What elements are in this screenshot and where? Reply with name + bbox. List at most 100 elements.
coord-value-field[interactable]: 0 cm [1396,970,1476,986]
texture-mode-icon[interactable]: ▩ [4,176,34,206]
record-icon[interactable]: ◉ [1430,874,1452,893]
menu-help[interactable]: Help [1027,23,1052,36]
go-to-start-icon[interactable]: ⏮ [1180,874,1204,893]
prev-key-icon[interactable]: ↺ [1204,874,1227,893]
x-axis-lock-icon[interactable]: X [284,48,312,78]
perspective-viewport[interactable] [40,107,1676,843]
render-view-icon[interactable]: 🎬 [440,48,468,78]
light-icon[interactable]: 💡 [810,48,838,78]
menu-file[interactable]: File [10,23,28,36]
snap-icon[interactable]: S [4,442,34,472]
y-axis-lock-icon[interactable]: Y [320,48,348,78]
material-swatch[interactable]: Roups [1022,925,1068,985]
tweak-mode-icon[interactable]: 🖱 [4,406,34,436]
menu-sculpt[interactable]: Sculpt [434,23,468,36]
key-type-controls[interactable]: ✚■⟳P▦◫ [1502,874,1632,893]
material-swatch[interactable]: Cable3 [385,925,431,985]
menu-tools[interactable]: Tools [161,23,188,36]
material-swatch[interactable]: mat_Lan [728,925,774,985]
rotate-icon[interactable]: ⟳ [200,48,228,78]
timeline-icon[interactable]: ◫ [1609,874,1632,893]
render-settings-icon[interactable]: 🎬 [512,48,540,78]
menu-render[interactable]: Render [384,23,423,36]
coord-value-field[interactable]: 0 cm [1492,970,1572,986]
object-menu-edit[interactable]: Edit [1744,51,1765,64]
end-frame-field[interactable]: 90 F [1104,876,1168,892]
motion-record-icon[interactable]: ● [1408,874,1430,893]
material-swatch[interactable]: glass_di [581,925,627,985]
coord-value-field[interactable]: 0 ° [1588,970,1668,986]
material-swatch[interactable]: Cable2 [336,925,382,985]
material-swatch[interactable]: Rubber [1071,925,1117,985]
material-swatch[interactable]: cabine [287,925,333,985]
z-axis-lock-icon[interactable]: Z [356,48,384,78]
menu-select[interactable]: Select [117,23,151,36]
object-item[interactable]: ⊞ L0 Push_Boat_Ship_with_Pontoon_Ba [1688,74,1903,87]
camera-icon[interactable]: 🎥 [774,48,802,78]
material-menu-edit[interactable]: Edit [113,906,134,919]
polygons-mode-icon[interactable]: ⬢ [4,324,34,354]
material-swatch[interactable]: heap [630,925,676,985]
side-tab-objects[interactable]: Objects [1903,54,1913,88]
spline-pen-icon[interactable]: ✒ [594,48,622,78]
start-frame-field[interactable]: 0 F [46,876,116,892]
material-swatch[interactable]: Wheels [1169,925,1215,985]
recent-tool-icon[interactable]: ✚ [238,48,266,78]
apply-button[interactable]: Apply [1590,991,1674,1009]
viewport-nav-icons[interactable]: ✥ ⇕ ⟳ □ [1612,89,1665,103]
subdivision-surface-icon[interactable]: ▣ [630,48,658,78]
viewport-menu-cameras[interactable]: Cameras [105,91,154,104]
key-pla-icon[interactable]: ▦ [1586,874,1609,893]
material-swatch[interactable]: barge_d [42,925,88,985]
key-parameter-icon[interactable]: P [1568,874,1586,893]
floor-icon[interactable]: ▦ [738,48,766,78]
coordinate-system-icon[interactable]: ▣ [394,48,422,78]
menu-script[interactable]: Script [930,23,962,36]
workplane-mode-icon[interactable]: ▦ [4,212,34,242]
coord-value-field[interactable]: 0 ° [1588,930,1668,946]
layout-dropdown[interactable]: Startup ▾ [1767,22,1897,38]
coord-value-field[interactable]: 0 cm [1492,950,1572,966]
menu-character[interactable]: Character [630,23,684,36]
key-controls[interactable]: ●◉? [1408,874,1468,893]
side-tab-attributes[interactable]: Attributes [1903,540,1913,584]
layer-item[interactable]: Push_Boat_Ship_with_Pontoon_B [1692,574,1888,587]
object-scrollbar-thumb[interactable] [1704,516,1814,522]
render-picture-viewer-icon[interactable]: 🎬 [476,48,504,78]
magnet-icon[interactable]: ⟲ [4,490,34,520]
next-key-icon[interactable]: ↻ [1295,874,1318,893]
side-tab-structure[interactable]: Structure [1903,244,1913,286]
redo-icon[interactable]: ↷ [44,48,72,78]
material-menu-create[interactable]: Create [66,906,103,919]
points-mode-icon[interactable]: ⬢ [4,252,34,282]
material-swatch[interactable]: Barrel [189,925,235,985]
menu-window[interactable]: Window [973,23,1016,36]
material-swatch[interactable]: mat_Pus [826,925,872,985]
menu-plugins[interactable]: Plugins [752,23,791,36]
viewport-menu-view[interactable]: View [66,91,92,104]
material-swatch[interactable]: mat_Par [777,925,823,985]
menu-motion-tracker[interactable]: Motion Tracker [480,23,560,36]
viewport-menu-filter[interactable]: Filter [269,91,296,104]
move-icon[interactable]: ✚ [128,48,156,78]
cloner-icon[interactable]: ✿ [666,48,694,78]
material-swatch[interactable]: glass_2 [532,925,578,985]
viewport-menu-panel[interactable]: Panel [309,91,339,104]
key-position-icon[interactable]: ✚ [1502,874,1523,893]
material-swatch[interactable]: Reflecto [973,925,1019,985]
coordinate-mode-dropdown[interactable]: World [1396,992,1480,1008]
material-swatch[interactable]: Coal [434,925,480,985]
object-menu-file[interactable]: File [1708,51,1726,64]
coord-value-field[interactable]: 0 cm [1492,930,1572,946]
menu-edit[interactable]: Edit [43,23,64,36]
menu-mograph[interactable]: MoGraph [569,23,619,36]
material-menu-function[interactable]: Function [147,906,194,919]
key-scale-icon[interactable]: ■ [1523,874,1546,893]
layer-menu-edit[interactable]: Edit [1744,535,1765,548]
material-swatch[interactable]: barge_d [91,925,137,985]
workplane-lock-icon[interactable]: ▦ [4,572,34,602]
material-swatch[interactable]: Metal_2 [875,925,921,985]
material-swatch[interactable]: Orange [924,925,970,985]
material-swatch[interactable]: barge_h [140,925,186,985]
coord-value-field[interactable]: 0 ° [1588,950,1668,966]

-.-.-

§ Job:
Identify every line in the listing above that contains the string "side" and copy each of those lines in full.

§ Written solution:
side-tab-objects[interactable]: Objects [1903,54,1913,88]
side-tab-attributes[interactable]: Attributes [1903,540,1913,584]
side-tab-structure[interactable]: Structure [1903,244,1913,286]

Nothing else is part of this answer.